TASK DIRECTIONS –
Look for "的坐标为" in the listing below. Gather each line that contains it.

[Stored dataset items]
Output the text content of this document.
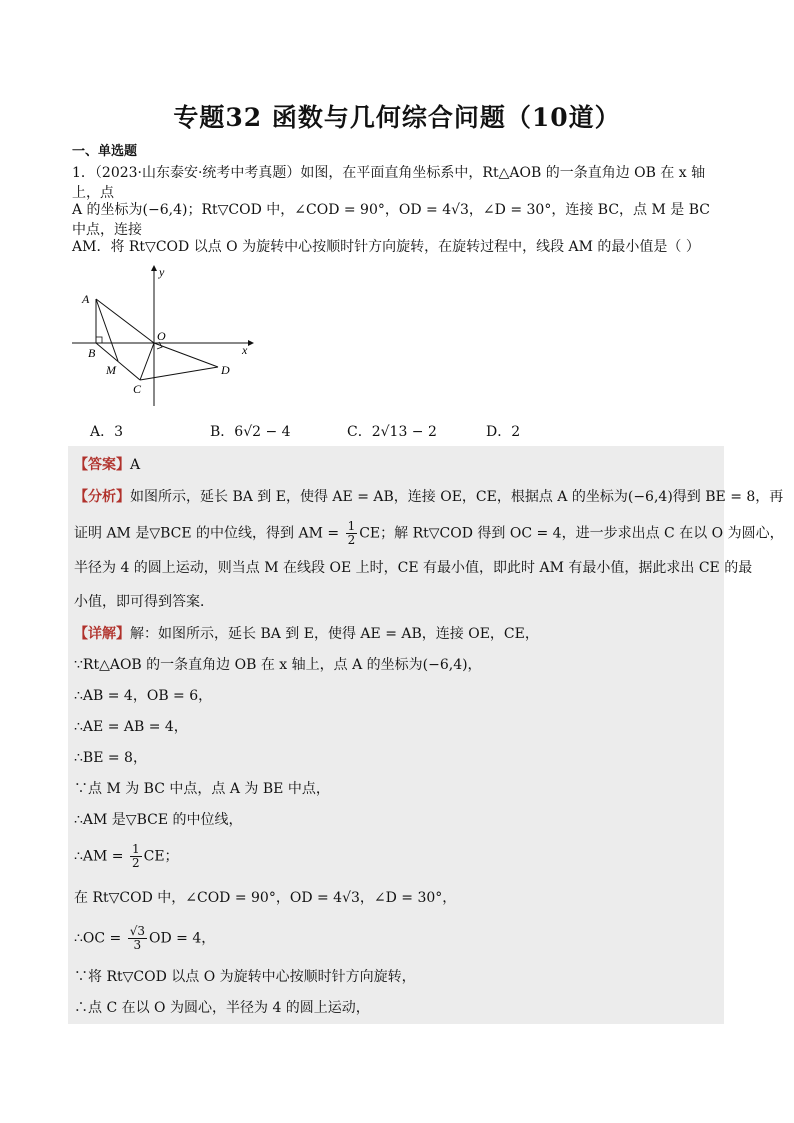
专题32 函数与几何综合问题（10道）
一、单选题
1．（2023·山东泰安·统考中考真题）如图，在平面直角坐标系中，Rt△AOB 的一条直角边 OB 在 x 轴上，点
A 的坐标为(−6,4)；Rt▽COD 中，∠COD = 90°，OD = 4√3，∠D = 30°，连接 BC，点 M 是 BC 中点，连接
AM．将 Rt▽COD 以点 O 为旋转中心按顺时针方向旋转，在旋转过程中，线段 AM 的最小值是（ ）
A
B
O
M
C
D
x
y
A．3	B．6√2 − 4	C．2√13 − 2	D．2
【答案】A
【分析】如图所示，延长 BA 到 E，使得 AE = AB，连接 OE，CE，根据点 A 的坐标为(−6,4)得到 BE = 8，再
证明 AM 是▽BCE 的中位线，得到 AM = $\frac{1}{2}$ CE；解 Rt▽COD 得到 OC = 4，进一步求出点 C 在以 O 为圆心，
半径为 4 的圆上运动，则当点 M 在线段 OE 上时，CE 有最小值，即此时 AM 有最小值，据此求出 CE 的最
小值，即可得到答案．
【详解】解：如图所示，延长 BA 到 E，使得 AE = AB，连接 OE，CE，
∵Rt△AOB 的一条直角边 OB 在 x 轴上，点 A 的坐标为(−6,4)，
∴AB = 4，OB = 6，
∴AE = AB = 4，
∴BE = 8，
∵点 M 为 BC 中点，点 A 为 BE 中点，
∴AM 是▽BCE 的中位线，
∴AM = $\frac{1}{2}$ CE；
在 Rt▽COD 中，∠COD = 90°，OD = 4√3，∠D = 30°，
∴OC = $\frac{√3}{3}$ OD = 4，
∵将 Rt▽COD 以点 O 为旋转中心按顺时针方向旋转，
∴点 C 在以 O 为圆心，半径为 4 的圆上运动，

RESPONSE TO THIS TASK –
A 的坐标为(−6,4)；Rt▽COD 中，∠COD = 90°，OD = 4√3，∠D = 30°，连接 BC，点 M 是 BC 中点，连接
【分析】如图所示，延长 BA 到 E，使得 AE = AB，连接 OE，CE，根据点 A 的坐标为(−6,4)得到 BE = 8，再
∵Rt△AOB 的一条直角边 OB 在 x 轴上，点 A 的坐标为(−6,4)，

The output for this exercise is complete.